Below are records. Copy every line with "oscillator" in it.

-- RECORDS TO PROCESS --
= = = = = = =
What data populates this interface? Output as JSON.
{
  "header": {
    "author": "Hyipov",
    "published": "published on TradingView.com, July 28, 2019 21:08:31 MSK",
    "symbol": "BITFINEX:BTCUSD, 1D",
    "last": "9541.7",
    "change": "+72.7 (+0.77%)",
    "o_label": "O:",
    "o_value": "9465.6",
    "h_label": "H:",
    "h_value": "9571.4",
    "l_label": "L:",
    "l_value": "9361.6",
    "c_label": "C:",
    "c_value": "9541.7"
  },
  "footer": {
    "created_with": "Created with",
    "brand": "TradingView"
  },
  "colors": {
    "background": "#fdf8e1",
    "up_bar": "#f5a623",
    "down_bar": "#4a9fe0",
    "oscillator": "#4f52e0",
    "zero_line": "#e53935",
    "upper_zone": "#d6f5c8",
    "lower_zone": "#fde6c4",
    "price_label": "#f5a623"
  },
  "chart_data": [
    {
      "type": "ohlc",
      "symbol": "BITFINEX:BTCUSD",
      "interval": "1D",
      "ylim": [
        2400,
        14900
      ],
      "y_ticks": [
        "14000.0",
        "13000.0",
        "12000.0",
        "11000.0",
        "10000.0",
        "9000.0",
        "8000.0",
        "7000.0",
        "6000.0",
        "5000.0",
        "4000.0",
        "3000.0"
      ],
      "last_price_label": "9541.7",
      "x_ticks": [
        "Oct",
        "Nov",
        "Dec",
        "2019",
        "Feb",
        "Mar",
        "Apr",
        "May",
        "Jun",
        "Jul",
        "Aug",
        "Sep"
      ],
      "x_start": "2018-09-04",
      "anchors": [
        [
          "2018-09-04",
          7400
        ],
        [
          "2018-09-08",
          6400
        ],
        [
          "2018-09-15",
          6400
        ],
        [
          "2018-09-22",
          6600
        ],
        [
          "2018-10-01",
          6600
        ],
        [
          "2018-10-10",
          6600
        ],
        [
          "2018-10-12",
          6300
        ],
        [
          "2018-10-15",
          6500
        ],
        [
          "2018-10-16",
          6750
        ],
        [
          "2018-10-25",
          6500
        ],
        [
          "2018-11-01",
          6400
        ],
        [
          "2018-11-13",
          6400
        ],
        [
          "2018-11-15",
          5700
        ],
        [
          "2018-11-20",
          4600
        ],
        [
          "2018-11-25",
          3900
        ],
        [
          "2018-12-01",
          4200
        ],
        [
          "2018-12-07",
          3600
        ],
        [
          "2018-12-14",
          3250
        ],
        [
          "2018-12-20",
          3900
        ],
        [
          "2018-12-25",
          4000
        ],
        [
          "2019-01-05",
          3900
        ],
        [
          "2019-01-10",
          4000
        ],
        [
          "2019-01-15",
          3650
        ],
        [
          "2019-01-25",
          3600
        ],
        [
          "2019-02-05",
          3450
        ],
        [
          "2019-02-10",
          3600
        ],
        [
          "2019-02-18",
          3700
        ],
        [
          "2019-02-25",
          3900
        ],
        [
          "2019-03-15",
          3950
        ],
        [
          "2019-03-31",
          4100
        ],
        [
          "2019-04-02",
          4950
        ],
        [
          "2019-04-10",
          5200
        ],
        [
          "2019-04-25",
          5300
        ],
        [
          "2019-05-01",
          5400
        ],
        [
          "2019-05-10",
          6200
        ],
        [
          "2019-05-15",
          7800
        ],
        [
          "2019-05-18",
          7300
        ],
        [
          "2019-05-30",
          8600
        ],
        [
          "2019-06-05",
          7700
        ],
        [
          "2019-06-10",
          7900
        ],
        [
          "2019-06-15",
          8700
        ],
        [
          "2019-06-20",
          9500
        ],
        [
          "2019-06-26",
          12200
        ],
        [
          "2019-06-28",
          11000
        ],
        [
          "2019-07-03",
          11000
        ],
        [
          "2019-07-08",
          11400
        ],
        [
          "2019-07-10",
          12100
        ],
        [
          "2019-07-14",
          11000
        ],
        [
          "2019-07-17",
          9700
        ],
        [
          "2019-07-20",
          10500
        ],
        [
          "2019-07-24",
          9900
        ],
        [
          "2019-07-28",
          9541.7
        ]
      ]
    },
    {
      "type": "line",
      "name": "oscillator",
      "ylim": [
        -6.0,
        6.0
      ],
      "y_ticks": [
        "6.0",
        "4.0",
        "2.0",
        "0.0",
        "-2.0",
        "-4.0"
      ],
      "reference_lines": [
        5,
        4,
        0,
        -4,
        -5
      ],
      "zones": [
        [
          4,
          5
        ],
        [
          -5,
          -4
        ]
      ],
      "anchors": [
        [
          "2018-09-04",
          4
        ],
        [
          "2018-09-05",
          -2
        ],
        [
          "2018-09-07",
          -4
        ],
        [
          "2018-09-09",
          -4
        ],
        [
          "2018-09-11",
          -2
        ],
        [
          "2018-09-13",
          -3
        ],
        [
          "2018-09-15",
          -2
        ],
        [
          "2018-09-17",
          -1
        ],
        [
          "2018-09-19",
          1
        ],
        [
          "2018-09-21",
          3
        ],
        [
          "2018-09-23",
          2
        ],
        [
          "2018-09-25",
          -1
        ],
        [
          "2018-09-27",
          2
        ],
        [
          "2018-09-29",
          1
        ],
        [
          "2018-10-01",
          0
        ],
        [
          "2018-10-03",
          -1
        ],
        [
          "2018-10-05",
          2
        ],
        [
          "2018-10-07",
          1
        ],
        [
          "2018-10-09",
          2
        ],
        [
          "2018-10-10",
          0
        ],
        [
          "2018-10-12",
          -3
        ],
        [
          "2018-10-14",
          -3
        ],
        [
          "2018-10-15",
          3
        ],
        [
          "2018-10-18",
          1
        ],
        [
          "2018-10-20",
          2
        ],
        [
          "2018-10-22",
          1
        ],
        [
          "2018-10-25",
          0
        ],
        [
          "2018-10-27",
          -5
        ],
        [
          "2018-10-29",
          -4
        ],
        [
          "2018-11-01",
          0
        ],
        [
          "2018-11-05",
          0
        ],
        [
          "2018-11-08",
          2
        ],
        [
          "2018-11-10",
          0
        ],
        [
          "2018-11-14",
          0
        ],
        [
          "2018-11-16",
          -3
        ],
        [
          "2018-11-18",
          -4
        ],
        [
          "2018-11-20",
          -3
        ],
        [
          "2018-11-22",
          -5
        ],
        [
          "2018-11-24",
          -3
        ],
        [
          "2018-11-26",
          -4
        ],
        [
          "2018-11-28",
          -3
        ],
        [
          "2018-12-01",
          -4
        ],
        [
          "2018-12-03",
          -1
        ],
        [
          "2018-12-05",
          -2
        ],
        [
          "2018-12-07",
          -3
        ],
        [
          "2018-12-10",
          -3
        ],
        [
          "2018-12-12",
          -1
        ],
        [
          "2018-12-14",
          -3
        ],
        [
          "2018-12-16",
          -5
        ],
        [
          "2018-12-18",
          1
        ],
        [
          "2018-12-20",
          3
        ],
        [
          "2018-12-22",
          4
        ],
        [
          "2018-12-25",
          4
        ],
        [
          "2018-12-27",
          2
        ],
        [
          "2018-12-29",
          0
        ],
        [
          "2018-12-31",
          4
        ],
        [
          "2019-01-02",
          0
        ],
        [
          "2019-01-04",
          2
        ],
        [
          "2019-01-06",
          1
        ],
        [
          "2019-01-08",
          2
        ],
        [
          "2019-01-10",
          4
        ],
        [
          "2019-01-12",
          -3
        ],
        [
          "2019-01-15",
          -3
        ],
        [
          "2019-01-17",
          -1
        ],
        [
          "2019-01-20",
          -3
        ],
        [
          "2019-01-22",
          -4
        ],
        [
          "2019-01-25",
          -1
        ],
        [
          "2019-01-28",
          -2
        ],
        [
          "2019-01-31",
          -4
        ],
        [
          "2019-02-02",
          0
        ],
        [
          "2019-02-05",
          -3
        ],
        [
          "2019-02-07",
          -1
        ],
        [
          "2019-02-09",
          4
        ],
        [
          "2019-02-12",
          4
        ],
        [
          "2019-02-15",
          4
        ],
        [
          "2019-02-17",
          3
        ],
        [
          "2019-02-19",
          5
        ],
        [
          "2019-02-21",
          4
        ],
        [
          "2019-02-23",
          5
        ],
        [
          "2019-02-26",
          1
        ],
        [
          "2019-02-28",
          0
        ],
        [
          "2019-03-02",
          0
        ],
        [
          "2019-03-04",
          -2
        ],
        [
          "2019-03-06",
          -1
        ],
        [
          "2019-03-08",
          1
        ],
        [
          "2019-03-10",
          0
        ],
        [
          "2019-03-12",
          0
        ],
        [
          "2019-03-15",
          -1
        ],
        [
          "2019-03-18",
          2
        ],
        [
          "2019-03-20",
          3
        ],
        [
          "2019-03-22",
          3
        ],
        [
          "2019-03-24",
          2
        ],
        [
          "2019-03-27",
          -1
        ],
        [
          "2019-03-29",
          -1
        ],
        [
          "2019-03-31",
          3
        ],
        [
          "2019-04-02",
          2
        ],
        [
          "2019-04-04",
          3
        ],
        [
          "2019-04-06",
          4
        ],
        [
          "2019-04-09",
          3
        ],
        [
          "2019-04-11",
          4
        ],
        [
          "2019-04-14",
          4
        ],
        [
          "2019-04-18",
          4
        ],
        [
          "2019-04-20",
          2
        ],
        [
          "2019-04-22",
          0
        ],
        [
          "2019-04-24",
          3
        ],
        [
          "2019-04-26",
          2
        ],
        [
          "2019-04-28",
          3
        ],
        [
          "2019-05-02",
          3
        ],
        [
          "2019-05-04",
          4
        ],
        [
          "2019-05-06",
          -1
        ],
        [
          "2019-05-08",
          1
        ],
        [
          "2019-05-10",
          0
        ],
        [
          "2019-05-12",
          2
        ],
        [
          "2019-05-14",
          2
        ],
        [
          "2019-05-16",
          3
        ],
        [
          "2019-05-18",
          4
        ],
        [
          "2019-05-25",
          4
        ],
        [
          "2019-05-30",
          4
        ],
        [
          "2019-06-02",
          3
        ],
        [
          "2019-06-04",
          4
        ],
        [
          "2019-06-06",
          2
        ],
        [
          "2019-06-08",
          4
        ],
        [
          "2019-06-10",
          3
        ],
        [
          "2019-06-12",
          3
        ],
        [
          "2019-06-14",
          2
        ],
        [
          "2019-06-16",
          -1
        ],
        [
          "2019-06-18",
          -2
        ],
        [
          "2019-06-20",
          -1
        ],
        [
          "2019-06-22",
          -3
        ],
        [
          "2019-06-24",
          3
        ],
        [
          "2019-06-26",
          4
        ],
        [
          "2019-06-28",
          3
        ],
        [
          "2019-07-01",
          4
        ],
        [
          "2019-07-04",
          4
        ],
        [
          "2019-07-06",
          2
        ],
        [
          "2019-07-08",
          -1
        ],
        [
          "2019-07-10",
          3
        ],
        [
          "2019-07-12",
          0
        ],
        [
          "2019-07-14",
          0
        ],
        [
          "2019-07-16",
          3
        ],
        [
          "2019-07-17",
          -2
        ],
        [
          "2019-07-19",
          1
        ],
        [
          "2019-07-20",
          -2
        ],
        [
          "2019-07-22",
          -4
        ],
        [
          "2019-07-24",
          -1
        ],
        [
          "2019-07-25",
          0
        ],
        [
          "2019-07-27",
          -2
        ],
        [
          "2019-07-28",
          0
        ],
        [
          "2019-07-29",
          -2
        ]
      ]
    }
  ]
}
= = = = = = =
-- TASK RESULT --
    "oscillator": "#4f52e0",
      "name": "oscillator",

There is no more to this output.